#### WHAT THIS TASK INVOLVES:
Your task is to give the number of lines below that contain "name". Give no other text.

#### SUPPLIED INFORMATION:

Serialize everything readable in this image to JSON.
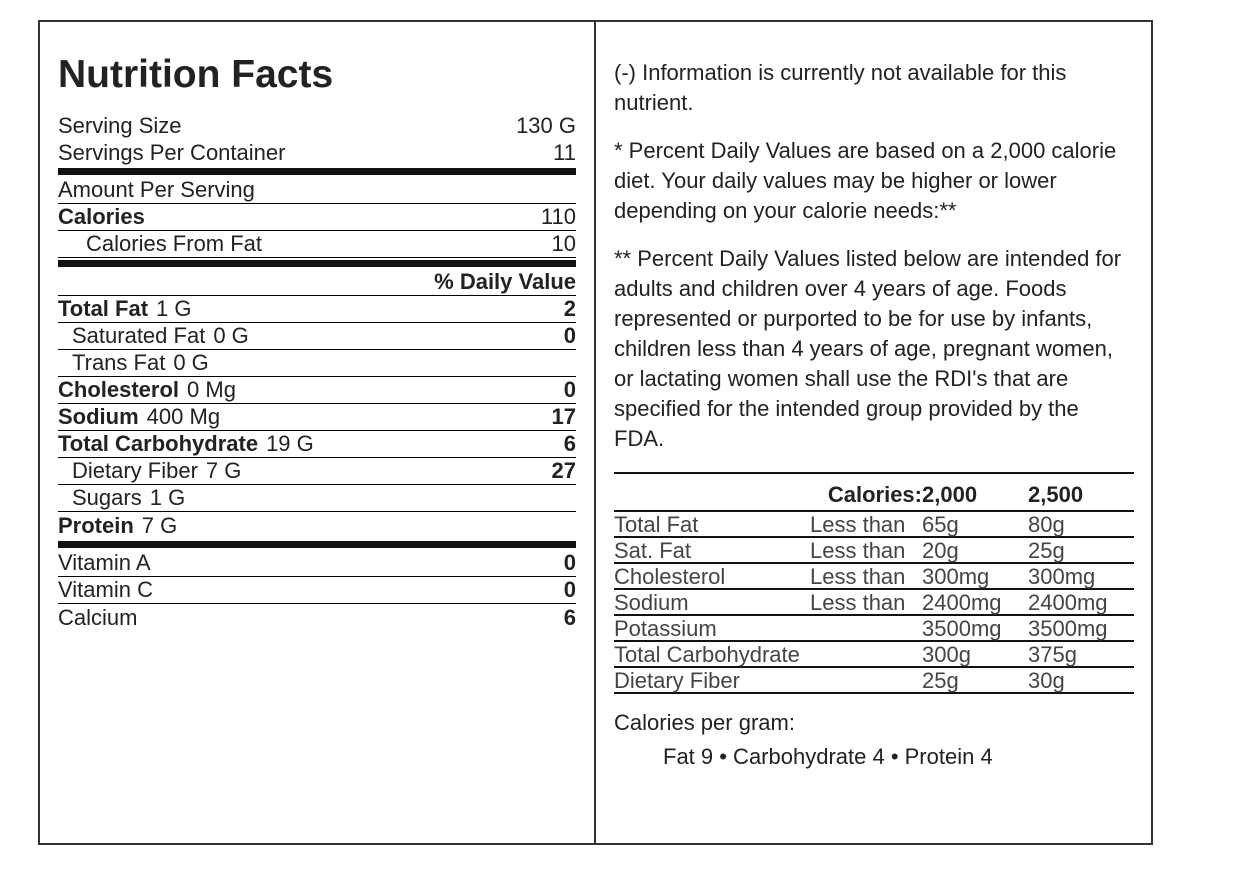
{
  "label": {
    "title": "Nutrition Facts",
    "serving": [
      {
        "label": "Serving Size",
        "value": "130 G"
      },
      {
        "label": "Servings Per Container",
        "value": "11"
      }
    ],
    "amount_header": "Amount Per Serving",
    "calories": {
      "label": "Calories",
      "value": "110"
    },
    "calories_from_fat": {
      "label": "Calories From Fat",
      "value": "10"
    },
    "daily_value_header": "% Daily Value",
    "nutrients": [
      {
        "name": "Total Fat",
        "amount": "1 G",
        "dv": "2",
        "bold": true,
        "indent": false
      },
      {
        "name": "Saturated Fat",
        "amount": "0 G",
        "dv": "0",
        "bold": false,
        "indent": true
      },
      {
        "name": "Trans Fat",
        "amount": "0 G",
        "bold": false,
        "indent": true
      },
      {
        "name": "Cholesterol",
        "amount": "0 Mg",
        "dv": "0",
        "bold": true,
        "indent": false
      },
      {
        "name": "Sodium",
        "amount": "400 Mg",
        "dv": "17",
        "bold": true,
        "indent": false
      },
      {
        "name": "Total Carbohydrate",
        "amount": "19 G",
        "dv": "6",
        "bold": true,
        "indent": false
      },
      {
        "name": "Dietary Fiber",
        "amount": "7 G",
        "dv": "27",
        "bold": false,
        "indent": true
      },
      {
        "name": "Sugars",
        "amount": "1 G",
        "bold": false,
        "indent": true
      },
      {
        "name": "Protein",
        "amount": "7 G",
        "bold": true,
        "indent": false
      }
    ],
    "vitamins": [
      {
        "name": "Vitamin A",
        "dv": "0"
      },
      {
        "name": "Vitamin C",
        "dv": "0"
      },
      {
        "name": "Calcium",
        "dv": "6"
      }
    ]
  },
  "notes": [
    "(-) Information is currently not available for this nutrient.",
    "* Percent Daily Values are based on a 2,000 calorie diet. Your daily values may be higher or lower depending on your calorie needs:**",
    "** Percent Daily Values listed below are intended for adults and children over 4 years of age. Foods represented or purported to be for use by infants, children less than 4 years of age, pregnant women, or lactating women shall use the RDI's that are specified for the intended group provided by the FDA."
  ],
  "reference_table": {
    "header": [
      "Calories:",
      "2,000",
      "2,500"
    ],
    "rows": [
      [
        "Total Fat",
        "Less than",
        "65g",
        "80g"
      ],
      [
        "Sat. Fat",
        "Less than",
        "20g",
        "25g"
      ],
      [
        "Cholesterol",
        "Less than",
        "300mg",
        "300mg"
      ],
      [
        "Sodium",
        "Less than",
        "2400mg",
        "2400mg"
      ],
      [
        "Potassium",
        null,
        "3500mg",
        "3500mg"
      ],
      [
        "Total Carbohydrate",
        null,
        "300g",
        "375g"
      ],
      [
        "Dietary Fiber",
        null,
        "25g",
        "30g"
      ]
    ]
  },
  "calories_per_gram": {
    "title": "Calories per gram:",
    "text": "Fat 9 • Carbohydrate 4 • Protein 4"
  }
}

#### FINISHED TASK:
12